Items:
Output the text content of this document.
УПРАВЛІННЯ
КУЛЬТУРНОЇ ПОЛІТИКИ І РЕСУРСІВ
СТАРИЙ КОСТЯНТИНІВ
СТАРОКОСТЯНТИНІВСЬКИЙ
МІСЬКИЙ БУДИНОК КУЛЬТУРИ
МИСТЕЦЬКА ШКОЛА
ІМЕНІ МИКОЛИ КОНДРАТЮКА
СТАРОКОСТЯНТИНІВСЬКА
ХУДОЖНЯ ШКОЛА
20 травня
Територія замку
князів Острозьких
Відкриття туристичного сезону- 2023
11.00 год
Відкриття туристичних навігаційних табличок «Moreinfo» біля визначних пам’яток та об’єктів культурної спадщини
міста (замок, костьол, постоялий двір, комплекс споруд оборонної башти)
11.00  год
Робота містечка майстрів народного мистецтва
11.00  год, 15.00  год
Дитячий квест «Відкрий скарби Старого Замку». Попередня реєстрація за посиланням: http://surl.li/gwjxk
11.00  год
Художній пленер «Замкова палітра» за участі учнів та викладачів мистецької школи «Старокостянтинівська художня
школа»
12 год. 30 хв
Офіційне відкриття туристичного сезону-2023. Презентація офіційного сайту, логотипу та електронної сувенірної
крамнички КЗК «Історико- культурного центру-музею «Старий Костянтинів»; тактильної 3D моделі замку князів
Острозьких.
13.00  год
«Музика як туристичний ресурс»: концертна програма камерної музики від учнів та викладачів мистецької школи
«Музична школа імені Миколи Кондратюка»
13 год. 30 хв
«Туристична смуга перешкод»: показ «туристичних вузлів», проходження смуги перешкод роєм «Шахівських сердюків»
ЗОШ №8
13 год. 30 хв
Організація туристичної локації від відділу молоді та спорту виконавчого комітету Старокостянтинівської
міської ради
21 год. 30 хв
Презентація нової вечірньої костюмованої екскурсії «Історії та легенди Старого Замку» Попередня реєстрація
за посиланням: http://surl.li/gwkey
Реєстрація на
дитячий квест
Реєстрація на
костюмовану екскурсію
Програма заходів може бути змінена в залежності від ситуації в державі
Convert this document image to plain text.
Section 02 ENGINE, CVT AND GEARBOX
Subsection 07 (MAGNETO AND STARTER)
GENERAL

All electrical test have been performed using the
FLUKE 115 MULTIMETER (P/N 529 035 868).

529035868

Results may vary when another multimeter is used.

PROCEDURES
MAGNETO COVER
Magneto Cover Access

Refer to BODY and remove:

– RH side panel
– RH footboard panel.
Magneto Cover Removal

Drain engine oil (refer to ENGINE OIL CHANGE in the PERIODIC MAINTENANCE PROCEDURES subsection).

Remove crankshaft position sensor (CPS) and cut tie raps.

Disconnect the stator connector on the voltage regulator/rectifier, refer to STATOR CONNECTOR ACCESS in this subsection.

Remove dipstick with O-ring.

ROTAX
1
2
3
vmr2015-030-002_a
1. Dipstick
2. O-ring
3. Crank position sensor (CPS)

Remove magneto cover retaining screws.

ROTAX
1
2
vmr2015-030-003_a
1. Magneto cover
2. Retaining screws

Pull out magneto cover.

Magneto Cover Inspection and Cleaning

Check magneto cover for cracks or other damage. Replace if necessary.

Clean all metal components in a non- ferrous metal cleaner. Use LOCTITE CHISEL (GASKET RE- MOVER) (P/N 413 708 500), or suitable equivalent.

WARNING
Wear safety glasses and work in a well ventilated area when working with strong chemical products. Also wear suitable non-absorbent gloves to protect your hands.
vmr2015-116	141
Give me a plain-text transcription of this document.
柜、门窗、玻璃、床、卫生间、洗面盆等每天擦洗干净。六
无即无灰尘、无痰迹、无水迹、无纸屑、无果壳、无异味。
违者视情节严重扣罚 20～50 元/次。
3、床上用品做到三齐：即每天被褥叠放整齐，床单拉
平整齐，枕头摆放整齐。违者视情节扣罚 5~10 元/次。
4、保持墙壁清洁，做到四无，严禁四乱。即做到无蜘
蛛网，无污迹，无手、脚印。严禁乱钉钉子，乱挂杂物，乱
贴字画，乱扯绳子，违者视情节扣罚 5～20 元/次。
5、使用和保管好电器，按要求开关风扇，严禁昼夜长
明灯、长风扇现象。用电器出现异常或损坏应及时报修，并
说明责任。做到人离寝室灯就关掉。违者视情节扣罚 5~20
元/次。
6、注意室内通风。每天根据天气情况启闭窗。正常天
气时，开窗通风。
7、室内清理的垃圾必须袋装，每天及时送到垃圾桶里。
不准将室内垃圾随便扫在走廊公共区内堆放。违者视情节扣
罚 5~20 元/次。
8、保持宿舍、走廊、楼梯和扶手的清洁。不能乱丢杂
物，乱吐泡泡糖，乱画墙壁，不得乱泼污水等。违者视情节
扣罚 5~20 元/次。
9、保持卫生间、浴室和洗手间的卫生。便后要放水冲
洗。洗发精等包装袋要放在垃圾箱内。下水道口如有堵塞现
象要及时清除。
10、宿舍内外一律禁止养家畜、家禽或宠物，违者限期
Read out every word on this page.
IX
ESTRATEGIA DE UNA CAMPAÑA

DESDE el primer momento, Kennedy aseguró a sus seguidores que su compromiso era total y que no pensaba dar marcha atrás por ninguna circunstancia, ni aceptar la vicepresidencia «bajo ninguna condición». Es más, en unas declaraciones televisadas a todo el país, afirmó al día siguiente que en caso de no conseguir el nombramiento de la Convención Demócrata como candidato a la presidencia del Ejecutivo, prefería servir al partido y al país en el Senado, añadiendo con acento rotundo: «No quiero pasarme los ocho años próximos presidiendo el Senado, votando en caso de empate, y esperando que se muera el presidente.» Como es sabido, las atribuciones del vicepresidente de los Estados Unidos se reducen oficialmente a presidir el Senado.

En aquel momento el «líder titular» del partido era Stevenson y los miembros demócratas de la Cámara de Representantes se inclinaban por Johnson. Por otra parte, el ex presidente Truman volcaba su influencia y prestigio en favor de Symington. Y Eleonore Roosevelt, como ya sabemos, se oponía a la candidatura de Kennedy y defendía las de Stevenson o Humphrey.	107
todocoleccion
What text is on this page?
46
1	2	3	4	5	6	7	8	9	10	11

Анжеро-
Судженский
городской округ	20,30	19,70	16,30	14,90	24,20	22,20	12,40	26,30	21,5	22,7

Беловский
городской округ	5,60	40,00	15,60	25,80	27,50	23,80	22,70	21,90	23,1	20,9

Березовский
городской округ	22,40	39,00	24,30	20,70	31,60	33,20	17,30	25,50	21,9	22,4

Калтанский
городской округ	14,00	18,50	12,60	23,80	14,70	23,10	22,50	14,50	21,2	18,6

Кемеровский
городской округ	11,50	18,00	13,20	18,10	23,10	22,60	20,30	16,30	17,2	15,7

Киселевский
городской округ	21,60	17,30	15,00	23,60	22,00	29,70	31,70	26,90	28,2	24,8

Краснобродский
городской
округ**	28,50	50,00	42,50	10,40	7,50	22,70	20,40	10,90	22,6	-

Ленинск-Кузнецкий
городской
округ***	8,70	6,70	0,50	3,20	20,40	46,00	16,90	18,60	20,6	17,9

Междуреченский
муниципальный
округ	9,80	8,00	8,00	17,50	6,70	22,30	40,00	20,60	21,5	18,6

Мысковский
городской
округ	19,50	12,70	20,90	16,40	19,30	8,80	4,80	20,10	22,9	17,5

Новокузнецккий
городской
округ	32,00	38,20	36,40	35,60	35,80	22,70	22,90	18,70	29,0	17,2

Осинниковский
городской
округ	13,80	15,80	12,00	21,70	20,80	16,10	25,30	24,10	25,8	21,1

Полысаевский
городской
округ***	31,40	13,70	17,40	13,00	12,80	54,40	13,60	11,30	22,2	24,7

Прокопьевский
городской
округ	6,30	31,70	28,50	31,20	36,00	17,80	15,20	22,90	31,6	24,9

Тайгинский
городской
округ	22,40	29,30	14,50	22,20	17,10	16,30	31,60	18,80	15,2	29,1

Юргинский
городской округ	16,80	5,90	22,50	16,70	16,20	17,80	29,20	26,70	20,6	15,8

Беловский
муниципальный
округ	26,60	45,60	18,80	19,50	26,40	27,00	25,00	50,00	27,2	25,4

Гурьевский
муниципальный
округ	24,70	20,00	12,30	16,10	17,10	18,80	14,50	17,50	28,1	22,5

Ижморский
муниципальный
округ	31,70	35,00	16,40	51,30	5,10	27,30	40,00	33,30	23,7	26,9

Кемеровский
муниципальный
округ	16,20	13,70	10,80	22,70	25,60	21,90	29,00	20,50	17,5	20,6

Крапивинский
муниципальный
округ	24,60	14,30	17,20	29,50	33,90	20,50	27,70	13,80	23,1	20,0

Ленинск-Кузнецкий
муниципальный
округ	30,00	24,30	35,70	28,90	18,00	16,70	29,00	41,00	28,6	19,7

Work to do: Select every line in the records above that contains the word "document".

Answer to the task:
Output the text content of this document.
Convert this document image to plain text.
Give me a plain-text transcription of this document.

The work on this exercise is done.